* Exercise: Copy out each of the rows below, renaming "menu-item-label" to "menu-option-text" wherever it appears and leaving everything else as it is. Omit the pictures.

* Material for the task:

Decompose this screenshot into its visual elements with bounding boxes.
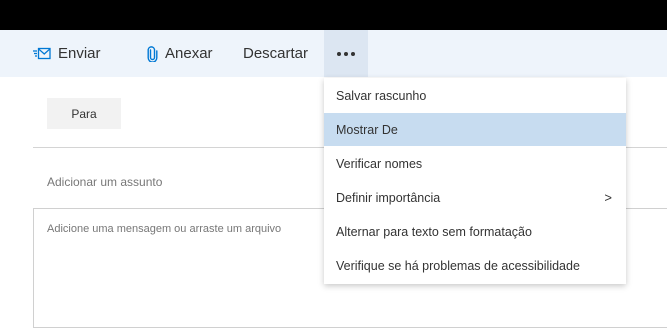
attach-label: Anexar [165, 45, 213, 62]
subject-placeholder: Adicionar um assunto [47, 175, 163, 189]
menu-item-check-names[interactable]: Verificar nomes [324, 147, 626, 180]
menu-item-label: Verificar nomes [336, 156, 423, 171]
menu-item-label: Definir importância [336, 190, 441, 205]
subject-input[interactable]: Adicionar um assunto [47, 175, 162, 189]
more-options-button[interactable] [324, 30, 368, 77]
menu-item-accessibility-check[interactable]: Verifique se há problemas de acessibilid… [324, 249, 626, 282]
discard-label: Descartar [243, 45, 309, 62]
more-options-menu: Salvar rascunho Mostrar De Verificar nom… [324, 78, 626, 284]
menu-item-show-from[interactable]: Mostrar De [324, 113, 626, 146]
send-label: Enviar [58, 45, 101, 62]
menu-item-label: Alternar para texto sem formatação [336, 224, 532, 239]
menu-item-label: Salvar rascunho [336, 88, 427, 103]
attach-button[interactable]: Anexar [147, 30, 213, 77]
more-options-icon [337, 51, 355, 56]
paperclip-icon [147, 45, 158, 62]
to-button[interactable]: Para [47, 98, 121, 129]
menu-item-save-draft[interactable]: Salvar rascunho [324, 79, 626, 112]
message-body-placeholder: Adicione uma mensagem ou arraste um arqu… [47, 223, 282, 235]
discard-button[interactable]: Descartar [243, 30, 308, 77]
to-label: Para [71, 106, 97, 121]
top-black-bar [0, 0, 667, 30]
menu-item-label: Mostrar De [336, 122, 398, 137]
menu-item-label: Verifique se há problemas de acessibilid… [336, 258, 580, 273]
send-icon [33, 47, 51, 61]
menu-item-plain-text[interactable]: Alternar para texto sem formatação [324, 215, 626, 248]
send-button[interactable]: Enviar [33, 30, 101, 77]
menu-item-set-importance[interactable]: Definir importância > [324, 181, 626, 214]
chevron-right-icon: > [604, 190, 612, 205]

* The solution:
Decompose this screenshot into its visual elements with bounding boxes.
attach-label: Anexar [165, 45, 213, 62]
subject-placeholder: Adicionar um assunto [47, 175, 163, 189]
menu-item-check-names[interactable]: Verificar nomes [324, 147, 626, 180]
menu-option-text: Verificar nomes [336, 156, 423, 171]
menu-option-text: Definir importância [336, 190, 441, 205]
subject-input[interactable]: Adicionar um assunto [47, 175, 162, 189]
more-options-button[interactable] [324, 30, 368, 77]
menu-item-accessibility-check[interactable]: Verifique se há problemas de acessibilid… [324, 249, 626, 282]
discard-label: Descartar [243, 45, 309, 62]
more-options-menu: Salvar rascunho Mostrar De Verificar nom… [324, 78, 626, 284]
menu-item-show-from[interactable]: Mostrar De [324, 113, 626, 146]
send-label: Enviar [58, 45, 101, 62]
menu-option-text: Alternar para texto sem formatação [336, 224, 532, 239]
menu-option-text: Salvar rascunho [336, 88, 427, 103]
attach-button[interactable]: Anexar [147, 30, 213, 77]
more-options-icon [337, 51, 355, 56]
paperclip-icon [147, 45, 158, 62]
to-button[interactable]: Para [47, 98, 121, 129]
menu-item-save-draft[interactable]: Salvar rascunho [324, 79, 626, 112]
message-body-placeholder: Adicione uma mensagem ou arraste um arqu… [47, 223, 282, 235]
discard-button[interactable]: Descartar [243, 30, 308, 77]
to-label: Para [71, 106, 97, 121]
top-black-bar [0, 0, 667, 30]
menu-option-text: Mostrar De [336, 122, 398, 137]
menu-option-text: Verifique se há problemas de acessibilid… [336, 258, 580, 273]
send-icon [33, 47, 51, 61]
menu-item-plain-text[interactable]: Alternar para texto sem formatação [324, 215, 626, 248]
send-button[interactable]: Enviar [33, 30, 101, 77]
menu-item-set-importance[interactable]: Definir importância > [324, 181, 626, 214]
chevron-right-icon: > [604, 190, 612, 205]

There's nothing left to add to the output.